(Dataset rows about figures)
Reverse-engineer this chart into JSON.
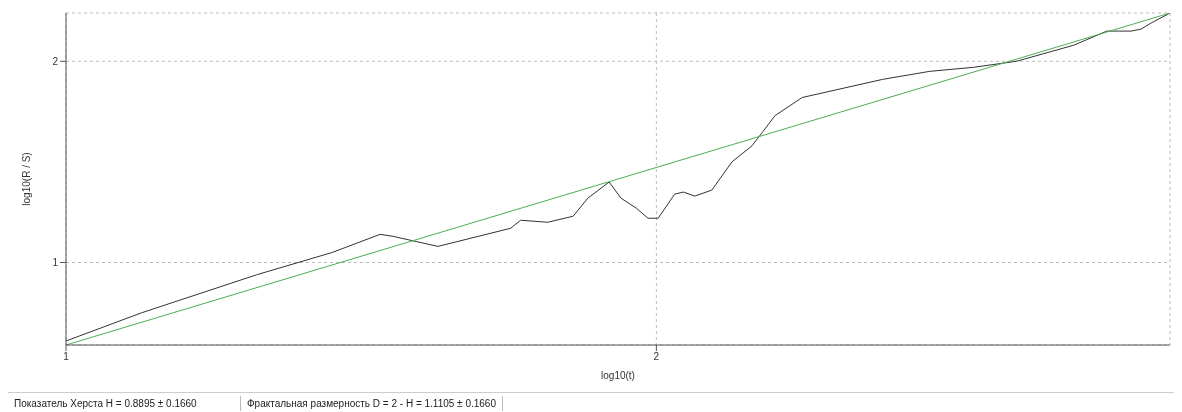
{
  "chart_data": {
    "type": "line",
    "xlabel": "log10(t)",
    "ylabel": "log10(R / S)",
    "xlim": [
      1,
      2.87
    ],
    "ylim": [
      0.59,
      2.24
    ],
    "xticks": [
      1,
      2
    ],
    "yticks": [
      1,
      2
    ],
    "grid": true,
    "marker": "none",
    "line_style": "solid",
    "series": [
      {
        "color": "#333333",
        "x": [
          1,
          1.128,
          1.324,
          1.451,
          1.532,
          1.554,
          1.63,
          1.753,
          1.77,
          1.816,
          1.859,
          1.884,
          1.92,
          1.94,
          1.966,
          1.986,
          2.003,
          2.031,
          2.046,
          2.065,
          2.094,
          2.128,
          2.162,
          2.201,
          2.247,
          2.383,
          2.463,
          2.537,
          2.61,
          2.707,
          2.763,
          2.785,
          2.804,
          2.821,
          2.838,
          2.87
        ],
        "values": [
          0.61,
          0.75,
          0.94,
          1.05,
          1.14,
          1.13,
          1.08,
          1.17,
          1.21,
          1.2,
          1.23,
          1.32,
          1.4,
          1.32,
          1.27,
          1.22,
          1.22,
          1.34,
          1.35,
          1.33,
          1.36,
          1.5,
          1.58,
          1.73,
          1.82,
          1.91,
          1.95,
          1.97,
          2.0,
          2.08,
          2.15,
          2.15,
          2.15,
          2.16,
          2.19,
          2.24
        ]
      },
      {
        "color": "#4caf50",
        "x": [
          1,
          2.87
        ],
        "values": [
          0.59,
          2.24
        ]
      }
    ],
    "annotations": [
      "Показатель Херста H = 0.8895 ± 0.1660",
      "Фрактальная размерность D = 2 - H = 1.1105 ± 0.1660"
    ]
  }
}
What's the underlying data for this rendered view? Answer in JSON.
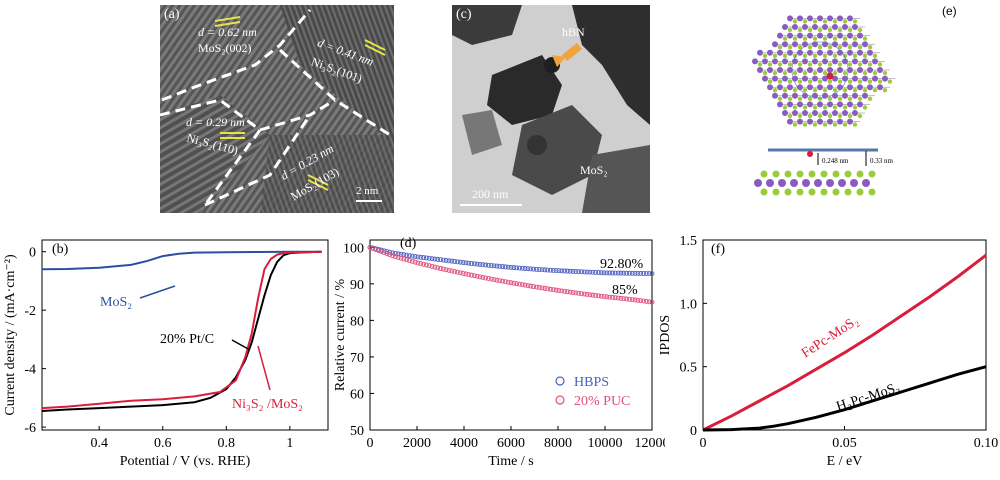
{
  "panels": {
    "a": {
      "label": "(a)"
    },
    "b": {
      "label": "(b)"
    },
    "c": {
      "label": "(c)"
    },
    "d": {
      "label": "(d)"
    },
    "e": {
      "label": "(e)"
    },
    "f": {
      "label": "(f)"
    }
  },
  "tem_a": {
    "annotations": [
      {
        "d": "d = 0.62 nm",
        "phase": "MoS₂(002)"
      },
      {
        "d": "d = 0.41 nm",
        "phase": "Ni₃S₂(101)"
      },
      {
        "d": "d = 0.29 nm",
        "phase": "Ni₃S₂(110)"
      },
      {
        "d": "d = 0.23 nm",
        "phase": "MoS₂(103)"
      }
    ],
    "scalebar": "2 nm"
  },
  "tem_c": {
    "arrow_label": "hBN",
    "region_label": "MoS₂",
    "scalebar": "200 nm"
  },
  "structure_e": {
    "dist1": "0.248 nm",
    "dist2": "0.33 nm"
  },
  "colors": {
    "blue": "#2b4fa0",
    "red": "#d81e3a",
    "black": "#000000",
    "hbps": "#4a5fbf",
    "puc": "#e0507a",
    "fepc": "#d81e3a",
    "h2pc": "#000000",
    "mo": "#8a5cc2",
    "s": "#9ccc3a",
    "arrow": "#f2a33a"
  },
  "chart_data": [
    {
      "id": "b",
      "type": "line",
      "xlabel": "Potential / V (vs. RHE)",
      "ylabel": "Current density / (mA·cm⁻²)",
      "xlim": [
        0.22,
        1.12
      ],
      "ylim": [
        -6.1,
        0.4
      ],
      "xticks": [
        0.4,
        0.6,
        0.8,
        1.0
      ],
      "yticks": [
        0,
        -2,
        -4,
        -6
      ],
      "series": [
        {
          "name": "MoS₂",
          "color": "blue",
          "x": [
            0.22,
            0.3,
            0.4,
            0.5,
            0.55,
            0.6,
            0.65,
            0.7,
            0.8,
            0.9,
            1.0,
            1.1
          ],
          "y": [
            -0.6,
            -0.59,
            -0.55,
            -0.45,
            -0.32,
            -0.15,
            -0.07,
            -0.03,
            -0.02,
            -0.01,
            0,
            0
          ]
        },
        {
          "name": "20% Pt/C",
          "color": "black",
          "x": [
            0.22,
            0.3,
            0.4,
            0.5,
            0.6,
            0.7,
            0.75,
            0.8,
            0.83,
            0.86,
            0.88,
            0.9,
            0.92,
            0.94,
            0.96,
            0.98,
            1.0,
            1.05,
            1.1
          ],
          "y": [
            -5.45,
            -5.4,
            -5.35,
            -5.3,
            -5.25,
            -5.15,
            -5.0,
            -4.7,
            -4.3,
            -3.7,
            -3.1,
            -2.3,
            -1.5,
            -0.8,
            -0.35,
            -0.12,
            -0.05,
            -0.02,
            0
          ]
        },
        {
          "name": "Ni₃S₂ /MoS₂",
          "color": "red",
          "x": [
            0.22,
            0.3,
            0.4,
            0.5,
            0.6,
            0.7,
            0.78,
            0.83,
            0.86,
            0.88,
            0.9,
            0.92,
            0.94,
            0.96,
            0.98,
            1.0,
            1.05,
            1.1
          ],
          "y": [
            -5.35,
            -5.3,
            -5.2,
            -5.1,
            -5.05,
            -4.95,
            -4.8,
            -4.4,
            -3.6,
            -2.8,
            -1.6,
            -0.6,
            -0.25,
            -0.1,
            -0.05,
            -0.03,
            -0.02,
            0
          ]
        }
      ],
      "annotations": [
        {
          "text": "MoS₂",
          "series": "blue"
        },
        {
          "text": "20% Pt/C",
          "series": "black"
        },
        {
          "text": "Ni₃S₂ /MoS₂",
          "series": "red"
        }
      ]
    },
    {
      "id": "d",
      "type": "scatter",
      "xlabel": "Time / s",
      "ylabel": "Relative current / %",
      "xlim": [
        0,
        12000
      ],
      "ylim": [
        50,
        102
      ],
      "xticks": [
        0,
        2000,
        4000,
        6000,
        8000,
        10000,
        12000
      ],
      "yticks": [
        50,
        60,
        70,
        80,
        90,
        100
      ],
      "series": [
        {
          "name": "HBPS",
          "color": "hbps",
          "x": [
            0,
            1000,
            2000,
            3000,
            4000,
            5000,
            6000,
            7000,
            8000,
            9000,
            10000,
            11000,
            12000
          ],
          "y": [
            100,
            98.4,
            97.4,
            96.6,
            95.8,
            95.1,
            94.5,
            94.0,
            93.6,
            93.3,
            93.0,
            92.9,
            92.8
          ]
        },
        {
          "name": "20% PUC",
          "color": "puc",
          "x": [
            0,
            1000,
            2000,
            3000,
            4000,
            5000,
            6000,
            7000,
            8000,
            9000,
            10000,
            11000,
            12000
          ],
          "y": [
            100,
            97.6,
            95.8,
            94.2,
            92.8,
            91.5,
            90.3,
            89.2,
            88.2,
            87.3,
            86.5,
            85.8,
            85.0
          ]
        }
      ],
      "end_labels": [
        "92.80%",
        "85%"
      ],
      "legend": [
        "HBPS",
        "20% PUC"
      ]
    },
    {
      "id": "f",
      "type": "line",
      "xlabel": "E / eV",
      "ylabel": "IPDOS",
      "xlim": [
        0,
        0.1
      ],
      "ylim": [
        0,
        1.5
      ],
      "xticks": [
        0,
        0.05,
        0.1
      ],
      "xticklabels": [
        "0",
        "0.05",
        "0.10"
      ],
      "yticks": [
        0,
        0.5,
        1.0,
        1.5
      ],
      "yticklabels": [
        "0",
        "0.5",
        "1.0",
        "1.5"
      ],
      "series": [
        {
          "name": "FePc-MoS₂",
          "color": "fepc",
          "x": [
            0,
            0.01,
            0.02,
            0.03,
            0.04,
            0.05,
            0.06,
            0.07,
            0.08,
            0.09,
            0.1
          ],
          "y": [
            0,
            0.11,
            0.23,
            0.35,
            0.48,
            0.61,
            0.75,
            0.9,
            1.05,
            1.21,
            1.38
          ]
        },
        {
          "name": "H₂Pc-MoS₂",
          "color": "h2pc",
          "x": [
            0,
            0.01,
            0.02,
            0.025,
            0.03,
            0.04,
            0.05,
            0.06,
            0.07,
            0.08,
            0.09,
            0.1
          ],
          "y": [
            0,
            0.003,
            0.015,
            0.03,
            0.05,
            0.1,
            0.16,
            0.23,
            0.3,
            0.37,
            0.44,
            0.5
          ]
        }
      ],
      "annotations": [
        {
          "text": "FePc-MoS₂",
          "series": "fepc"
        },
        {
          "text": "H₂Pc-MoS₂",
          "series": "h2pc"
        }
      ]
    }
  ]
}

| EXERCISE TASK |
Take each line of the material that contains the word "MoS₂" and list it.

| SOLUTION |
        "phase": "MoS₂(002)"
        "phase": "MoS₂(103)"
    "region_label": "MoS₂",
          "name": "MoS₂",
          "name": "Ni₃S₂ /MoS₂",
          "text": "MoS₂",
          "text": "Ni₃S₂ /MoS₂",
          "name": "FePc-MoS₂",
          "name": "H₂Pc-MoS₂",
          "text": "FePc-MoS₂",
          "text": "H₂Pc-MoS₂",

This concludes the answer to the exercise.